### RECORDED INFORMATION ###

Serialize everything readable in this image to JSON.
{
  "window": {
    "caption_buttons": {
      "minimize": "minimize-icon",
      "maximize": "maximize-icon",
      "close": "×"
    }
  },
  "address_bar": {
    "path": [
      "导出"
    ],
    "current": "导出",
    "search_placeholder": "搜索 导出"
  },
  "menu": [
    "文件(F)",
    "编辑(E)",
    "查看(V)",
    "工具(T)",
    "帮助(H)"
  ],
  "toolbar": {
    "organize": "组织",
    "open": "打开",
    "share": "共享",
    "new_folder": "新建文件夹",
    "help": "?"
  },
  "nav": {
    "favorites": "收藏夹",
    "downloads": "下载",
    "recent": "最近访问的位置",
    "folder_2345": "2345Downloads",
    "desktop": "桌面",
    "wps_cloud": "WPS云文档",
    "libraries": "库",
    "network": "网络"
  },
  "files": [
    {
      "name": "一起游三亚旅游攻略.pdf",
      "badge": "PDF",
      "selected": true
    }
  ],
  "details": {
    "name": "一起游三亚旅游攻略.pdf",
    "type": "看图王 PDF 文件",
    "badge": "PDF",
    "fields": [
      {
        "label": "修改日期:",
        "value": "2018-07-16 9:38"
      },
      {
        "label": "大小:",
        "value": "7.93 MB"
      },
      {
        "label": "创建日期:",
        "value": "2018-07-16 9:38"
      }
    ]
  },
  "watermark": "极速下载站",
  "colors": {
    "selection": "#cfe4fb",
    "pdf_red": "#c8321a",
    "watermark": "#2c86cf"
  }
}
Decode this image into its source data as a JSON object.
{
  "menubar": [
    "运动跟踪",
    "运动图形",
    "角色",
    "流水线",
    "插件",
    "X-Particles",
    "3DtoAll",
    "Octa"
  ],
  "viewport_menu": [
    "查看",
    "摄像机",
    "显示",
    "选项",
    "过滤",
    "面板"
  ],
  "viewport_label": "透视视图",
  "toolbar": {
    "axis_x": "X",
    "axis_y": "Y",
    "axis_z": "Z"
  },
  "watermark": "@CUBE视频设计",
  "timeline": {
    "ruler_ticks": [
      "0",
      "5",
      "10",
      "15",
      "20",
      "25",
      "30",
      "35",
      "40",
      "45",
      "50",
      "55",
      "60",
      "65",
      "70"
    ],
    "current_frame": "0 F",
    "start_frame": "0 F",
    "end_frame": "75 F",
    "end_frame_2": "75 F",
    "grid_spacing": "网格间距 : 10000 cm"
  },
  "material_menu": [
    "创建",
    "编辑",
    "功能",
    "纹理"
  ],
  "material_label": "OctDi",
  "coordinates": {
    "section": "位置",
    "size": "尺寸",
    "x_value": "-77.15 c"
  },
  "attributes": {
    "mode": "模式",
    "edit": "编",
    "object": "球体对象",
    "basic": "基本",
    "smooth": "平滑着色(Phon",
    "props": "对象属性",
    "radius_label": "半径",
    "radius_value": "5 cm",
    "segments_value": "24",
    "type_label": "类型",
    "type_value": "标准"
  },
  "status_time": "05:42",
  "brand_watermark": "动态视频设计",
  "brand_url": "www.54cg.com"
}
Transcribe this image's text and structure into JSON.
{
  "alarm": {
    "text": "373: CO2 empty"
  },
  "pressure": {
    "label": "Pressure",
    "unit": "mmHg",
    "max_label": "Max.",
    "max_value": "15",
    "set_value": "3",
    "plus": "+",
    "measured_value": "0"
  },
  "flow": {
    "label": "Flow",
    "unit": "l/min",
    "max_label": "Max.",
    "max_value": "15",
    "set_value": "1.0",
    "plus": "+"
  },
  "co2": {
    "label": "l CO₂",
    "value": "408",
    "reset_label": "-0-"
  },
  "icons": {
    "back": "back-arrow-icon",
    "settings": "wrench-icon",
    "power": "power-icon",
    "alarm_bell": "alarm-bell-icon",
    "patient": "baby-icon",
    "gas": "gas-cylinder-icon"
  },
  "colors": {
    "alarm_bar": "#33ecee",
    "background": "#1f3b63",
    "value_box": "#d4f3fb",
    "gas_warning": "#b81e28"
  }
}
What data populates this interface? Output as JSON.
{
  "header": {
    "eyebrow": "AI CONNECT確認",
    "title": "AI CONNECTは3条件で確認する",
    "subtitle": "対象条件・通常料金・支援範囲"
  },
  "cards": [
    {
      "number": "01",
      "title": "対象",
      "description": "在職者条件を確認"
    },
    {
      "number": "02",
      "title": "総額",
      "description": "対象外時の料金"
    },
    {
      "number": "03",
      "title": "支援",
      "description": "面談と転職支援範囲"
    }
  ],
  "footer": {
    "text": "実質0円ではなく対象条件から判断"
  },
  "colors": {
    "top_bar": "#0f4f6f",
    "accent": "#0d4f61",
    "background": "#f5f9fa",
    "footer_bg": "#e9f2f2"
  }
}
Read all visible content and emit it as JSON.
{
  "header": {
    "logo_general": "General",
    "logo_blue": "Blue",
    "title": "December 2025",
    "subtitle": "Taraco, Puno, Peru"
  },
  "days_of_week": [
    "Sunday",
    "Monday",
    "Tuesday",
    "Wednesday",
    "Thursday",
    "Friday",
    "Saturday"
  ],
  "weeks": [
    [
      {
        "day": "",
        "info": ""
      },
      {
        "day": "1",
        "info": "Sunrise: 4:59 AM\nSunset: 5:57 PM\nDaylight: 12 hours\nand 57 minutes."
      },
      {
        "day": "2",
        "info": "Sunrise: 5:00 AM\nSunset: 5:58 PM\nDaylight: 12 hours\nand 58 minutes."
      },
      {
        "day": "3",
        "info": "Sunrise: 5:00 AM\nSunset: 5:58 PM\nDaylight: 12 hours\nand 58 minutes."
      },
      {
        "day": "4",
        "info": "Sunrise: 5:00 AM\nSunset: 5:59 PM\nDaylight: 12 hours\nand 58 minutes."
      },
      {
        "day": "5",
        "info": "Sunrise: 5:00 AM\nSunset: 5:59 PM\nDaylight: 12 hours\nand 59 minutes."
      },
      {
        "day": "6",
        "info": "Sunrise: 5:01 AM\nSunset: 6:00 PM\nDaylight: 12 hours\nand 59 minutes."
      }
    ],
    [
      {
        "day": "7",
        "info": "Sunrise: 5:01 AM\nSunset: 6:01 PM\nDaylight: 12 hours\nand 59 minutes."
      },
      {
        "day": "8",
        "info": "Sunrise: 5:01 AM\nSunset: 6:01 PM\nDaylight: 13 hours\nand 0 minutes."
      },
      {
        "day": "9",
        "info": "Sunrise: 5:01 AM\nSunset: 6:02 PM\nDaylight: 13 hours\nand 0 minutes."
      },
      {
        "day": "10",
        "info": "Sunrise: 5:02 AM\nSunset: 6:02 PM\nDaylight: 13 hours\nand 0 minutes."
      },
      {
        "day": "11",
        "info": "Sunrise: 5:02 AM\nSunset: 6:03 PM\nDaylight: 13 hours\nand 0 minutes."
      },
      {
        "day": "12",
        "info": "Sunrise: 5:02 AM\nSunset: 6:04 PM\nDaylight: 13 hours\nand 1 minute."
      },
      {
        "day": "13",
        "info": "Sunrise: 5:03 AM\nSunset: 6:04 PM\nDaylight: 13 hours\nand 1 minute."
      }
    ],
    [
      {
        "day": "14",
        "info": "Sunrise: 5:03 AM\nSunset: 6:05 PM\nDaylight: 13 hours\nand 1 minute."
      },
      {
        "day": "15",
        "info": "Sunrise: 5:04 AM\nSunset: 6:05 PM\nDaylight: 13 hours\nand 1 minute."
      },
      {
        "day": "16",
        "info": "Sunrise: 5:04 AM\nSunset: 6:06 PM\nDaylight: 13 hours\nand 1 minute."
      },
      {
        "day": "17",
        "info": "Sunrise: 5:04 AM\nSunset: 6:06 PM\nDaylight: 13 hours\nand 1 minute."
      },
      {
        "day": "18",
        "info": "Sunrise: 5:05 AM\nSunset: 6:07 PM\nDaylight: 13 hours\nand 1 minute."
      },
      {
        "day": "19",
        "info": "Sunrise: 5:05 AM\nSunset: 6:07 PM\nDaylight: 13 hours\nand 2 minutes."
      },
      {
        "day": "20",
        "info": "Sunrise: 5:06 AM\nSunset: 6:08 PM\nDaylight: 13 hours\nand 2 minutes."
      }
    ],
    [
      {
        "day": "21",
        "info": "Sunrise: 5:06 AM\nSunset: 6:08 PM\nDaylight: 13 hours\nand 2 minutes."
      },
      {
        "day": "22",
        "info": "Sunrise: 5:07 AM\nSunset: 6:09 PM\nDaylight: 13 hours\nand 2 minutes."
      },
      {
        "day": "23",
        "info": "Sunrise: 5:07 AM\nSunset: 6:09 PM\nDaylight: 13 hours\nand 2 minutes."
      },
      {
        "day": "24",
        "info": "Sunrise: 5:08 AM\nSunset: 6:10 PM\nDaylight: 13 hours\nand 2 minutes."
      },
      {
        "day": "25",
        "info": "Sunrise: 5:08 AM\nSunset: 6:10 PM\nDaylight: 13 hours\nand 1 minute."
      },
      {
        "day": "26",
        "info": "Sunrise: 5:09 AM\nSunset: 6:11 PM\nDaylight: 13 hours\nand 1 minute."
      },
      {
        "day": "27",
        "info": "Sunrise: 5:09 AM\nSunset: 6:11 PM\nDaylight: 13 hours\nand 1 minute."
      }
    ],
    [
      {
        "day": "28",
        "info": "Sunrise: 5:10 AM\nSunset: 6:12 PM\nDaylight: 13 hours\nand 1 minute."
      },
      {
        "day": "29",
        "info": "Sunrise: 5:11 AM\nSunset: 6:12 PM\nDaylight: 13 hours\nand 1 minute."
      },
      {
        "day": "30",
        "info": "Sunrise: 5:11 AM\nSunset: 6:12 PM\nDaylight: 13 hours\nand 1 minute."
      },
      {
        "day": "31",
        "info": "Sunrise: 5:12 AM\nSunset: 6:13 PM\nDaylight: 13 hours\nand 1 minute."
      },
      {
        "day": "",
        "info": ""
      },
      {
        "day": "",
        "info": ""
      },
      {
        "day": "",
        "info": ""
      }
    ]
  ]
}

###

### BRIEF
Among the entries above, how many lines hold the string "this"? Give the number by itself.

### WRITTEN ANSWER
4